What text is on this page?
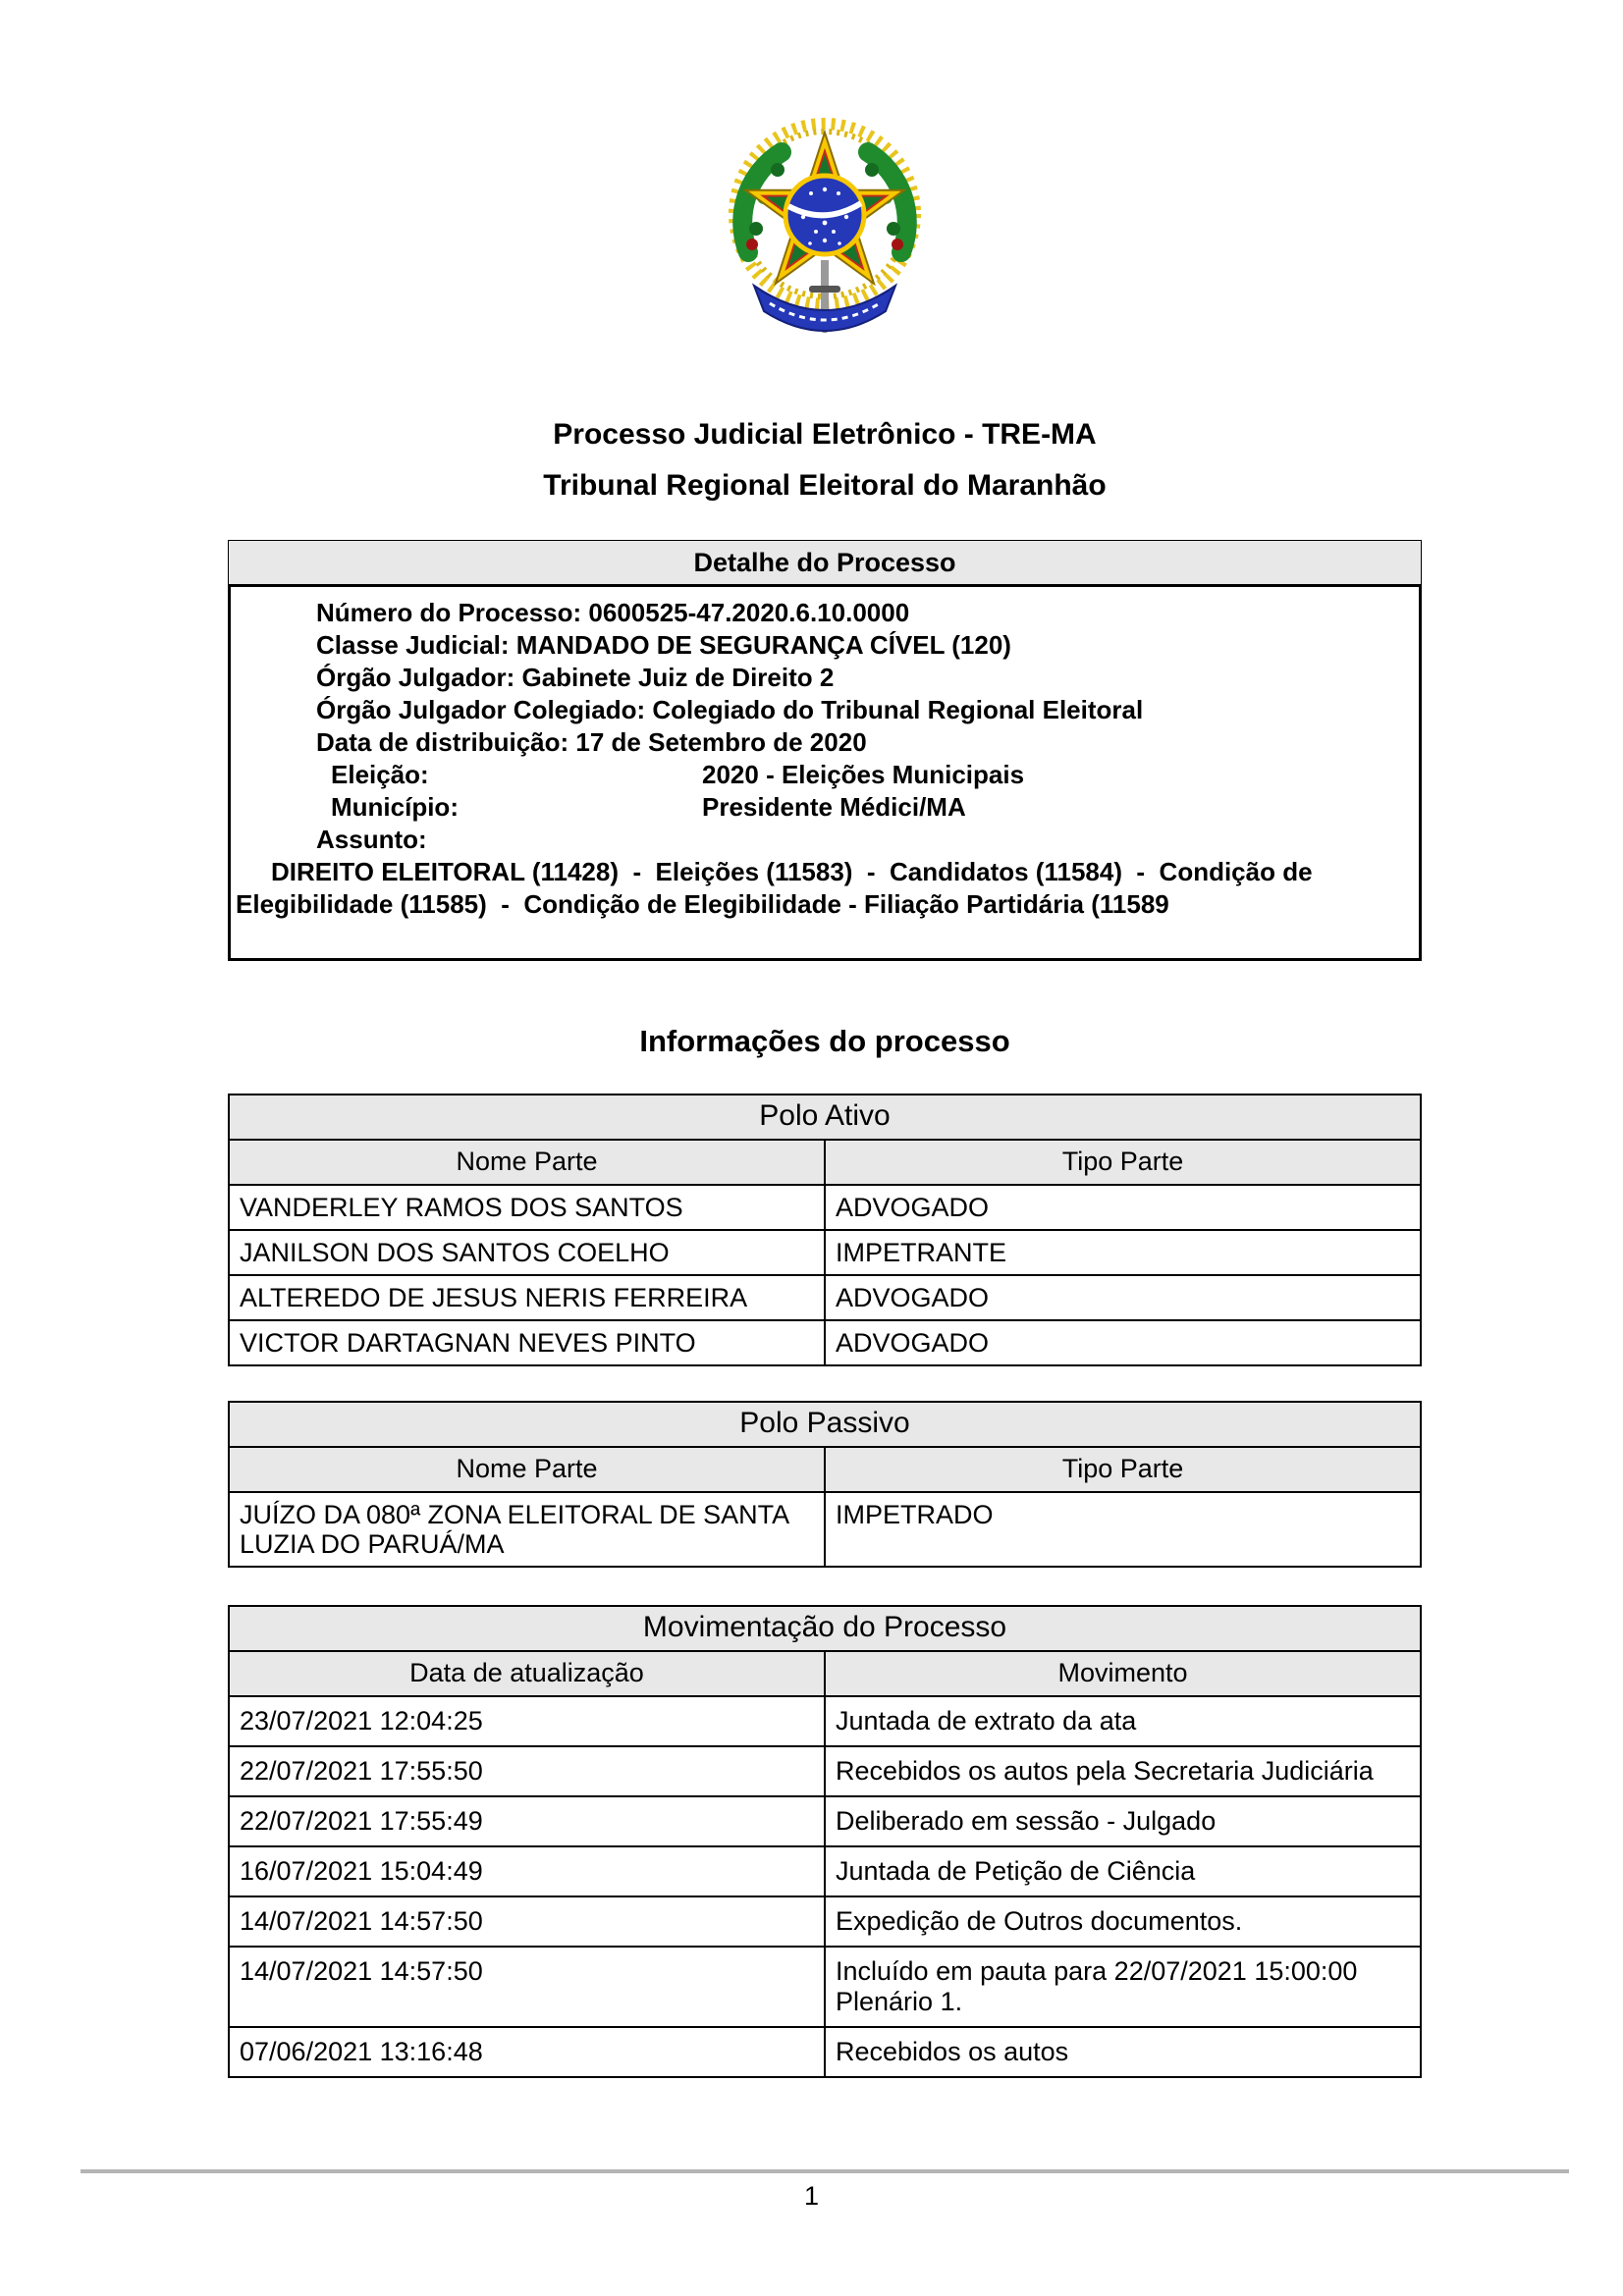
Processo Judicial Eletrônico - TRE-MA
Tribunal Regional Eleitoral do Maranhão
Detalhe do Processo
Número do Processo: 0600525-47.2020.6.10.0000
Classe Judicial: MANDADO DE SEGURANÇA CÍVEL (120)
Órgão Julgador: Gabinete Juiz de Direito 2
Órgão Julgador Colegiado: Colegiado do Tribunal Regional Eleitoral
Data de distribuição: 17 de Setembro de 2020
Eleição:	2020 - Eleições Municipais
Município:	Presidente Médici/MA
Assunto:
DIREITO ELEITORAL (11428)  -  Eleições (11583)  -  Candidatos (11584)  -  Condição de Elegibilidade (11585)  -  Condição de Elegibilidade - Filiação Partidária (11589
Informações do processo
Polo Ativo	
Nome Parte	Tipo Parte
VANDERLEY RAMOS DOS SANTOS	ADVOGADO
JANILSON DOS SANTOS COELHO	IMPETRANTE
ALTEREDO DE JESUS NERIS FERREIRA	ADVOGADO
VICTOR DARTAGNAN NEVES PINTO	ADVOGADO
Polo Passivo	
Nome Parte	Tipo Parte
JUÍZO DA 080ª ZONA ELEITORAL DE SANTA LUZIA DO PARUÁ/MA	IMPETRADO
Movimentação do Processo	
Data de atualização	Movimento
23/07/2021 12:04:25	Juntada de extrato da ata
22/07/2021 17:55:50	Recebidos os autos pela Secretaria Judiciária
22/07/2021 17:55:49	Deliberado em sessão - Julgado
16/07/2021 15:04:49	Juntada de Petição de Ciência
14/07/2021 14:57:50	Expedição de Outros documentos.
14/07/2021 14:57:50	Incluído em pauta para 22/07/2021 15:00:00 Plenário 1.
07/06/2021 13:16:48	Recebidos os autos
1
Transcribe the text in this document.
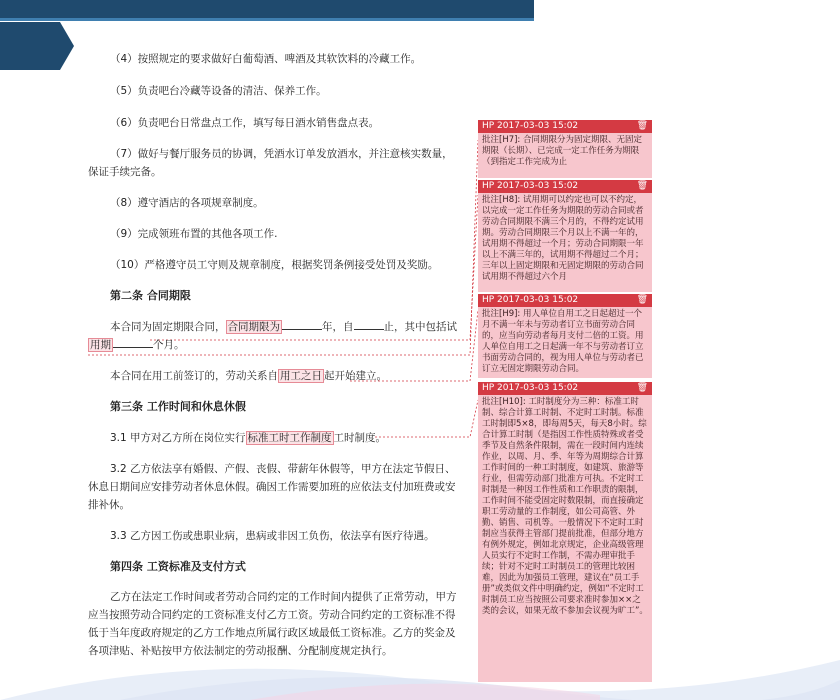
（4）按照规定的要求做好白葡萄酒、啤酒及其软饮料的冷藏工作。

（5）负责吧台冷藏等设备的清洁、保养工作。

（6）负责吧台日常盘点工作，填写每日酒水销售盘点表。

（7）做好与餐厅服务员的协调，凭酒水订单发放酒水，并注意核实数量，

保证手续完备。

（8）遵守酒店的各项规章制度。

（9）完成领班布置的其他各项工作.

（10）严格遵守员工守则及规章制度，根据奖罚条例接受处罚及奖励。

第二条 合同期限

本合同为固定期限合同， 合同期限为	年，自	止，其中包括试

用期	个月。

本合同在用工前签订的，劳动关系自 用工之日 起开始建立。

第三条 工作时间和休息休假

3.1 甲方对乙方所在岗位实行 标准工时工作制度 工时制度。

3.2 乙方依法享有婚假、产假、丧假、带薪年休假等，甲方在法定节假日、

休息日期间应安排劳动者休息休假。确因工作需要加班的应依法支付加班费或安

排补休。

3.3 乙方因工伤或患职业病，患病或非因工负伤，依法享有医疗待遇。

第四条 工资标准及支付方式

乙方在法定工作时间或者劳动合同约定的工作时间内提供了正常劳动，甲方

应当按照劳动合同约定的工资标准支付乙方工资。劳动合同约定的工资标准不得

低于当年度政府规定的乙方工作地点所属行政区域最低工资标准。乙方的奖金及

各项津贴、补贴按甲方依法制定的劳动报酬、分配制度规定执行。

HP 2017-03-03 15:02	🗑
批注[H7]: 合同期限分为固定期限、无固定期限（长期）、已完成一定工作任务为期限（到指定工作完成为止
HP 2017-03-03 15:02	🗑
批注[H8]: 试用期可以约定也可以不约定，以完成一定工作任务为期限的劳动合同或者劳动合同期限不满三个月的，不得约定试用期。劳动合同期限三个月以上不满一年的，试用期不得超过一个月；劳动合同期限一年以上不满三年的，试用期不得超过二个月；三年以上固定期限和无固定期限的劳动合同试用期不得超过六个月
HP 2017-03-03 15:02	🗑
批注[H9]: 用人单位自用工之日起超过一个月不满一年未与劳动者订立书面劳动合同的，应当向劳动者每月支付二倍的工资。用人单位自用工之日起满一年不与劳动者订立书面劳动合同的，视为用人单位与劳动者已订立无固定期限劳动合同。
HP 2017-03-03 15:02	🗑
批注[H10]: 工时制度分为三种：标准工时制、综合计算工时制、不定时工时制。标准工时制即5×8，即每周5天，每天8小时。综合计算工时制（是指因工作性质特殊或者受季节及自然条件限制，需在一段时间内连续作业，以周、月、季、年等为周期综合计算工作时间的一种工时制度，如建筑、旅游等行业，但需劳动部门批准方可执。不定时工时制是一种因工作性质和工作职责的限制，工作时间不能受固定时数限制，而直接确定职工劳动量的工作制度，如公司高管、外勤、销售、司机等。一般情况下不定时工时制应当获得主管部门提前批准，但部分地方有例外规定，例如北京规定，企业高级管理人员实行不定时工作制，不需办理审批手续；针对不定时工时制员工的管理比较困难，因此为加强员工管理，建议在“员工手册”或类似文件中明确约定，例如“不定时工时制员工应当按照公司要求准时参加××之类的会议，如果无故不参加会议视为旷工”。
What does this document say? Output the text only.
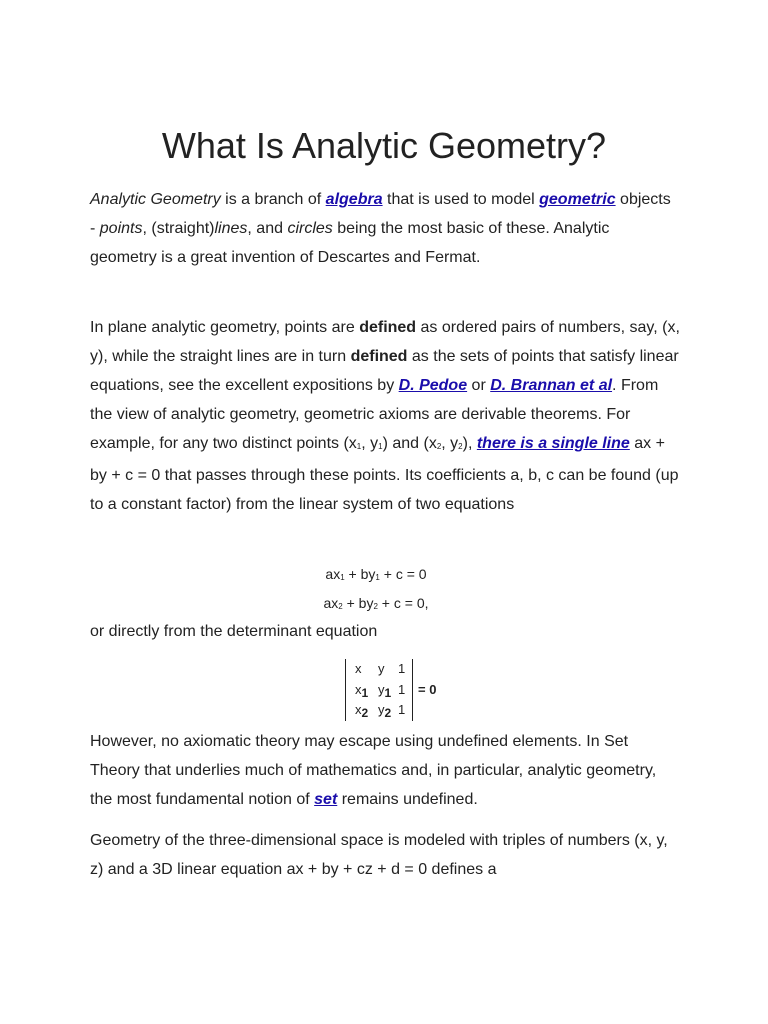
What Is Analytic Geometry?

Analytic Geometry is a branch of algebra that is used to model geometric objects - points, (straight)lines, and circles being the most basic of these. Analytic geometry is a great invention of Descartes and Fermat.

In plane analytic geometry, points are defined as ordered pairs of numbers, say, (x, y), while the straight lines are in turn defined as the sets of points that satisfy linear equations, see the excellent expositions by D. Pedoe or D. Brannan et al. From the view of analytic geometry, geometric axioms are derivable theorems. For example, for any two distinct points ($x_1$, $y_1$) and ($x_2$, $y_2$), there is a single line ax + by + c = 0 that passes through these points. Its coefficients a, b, c can be found (up to a constant factor) from the linear system of two equations

$ax_1 + by_1 + c = 0$
$ax_2 + by_2 + c = 0$,

or directly from the determinant equation

x y 1
$x_1$ $y_1$ 1
$x_2$ $y_2$ 1
= 0

However, no axiomatic theory may escape using undefined elements. In Set Theory that underlies much of mathematics and, in particular, analytic geometry, the most fundamental notion of set remains undefined.

Geometry of the three-dimensional space is modeled with triples of numbers (x, y, z) and a 3D linear equation ax + by + cz + d = 0 defines a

□ □ □ □ □

EXERCISE DESCRIPTION: Pull out all lines containing "this".

WRITTEN SOLUTION:
What text is on this page?
Transcribe the text in this document.
What does this document say? Output the text only.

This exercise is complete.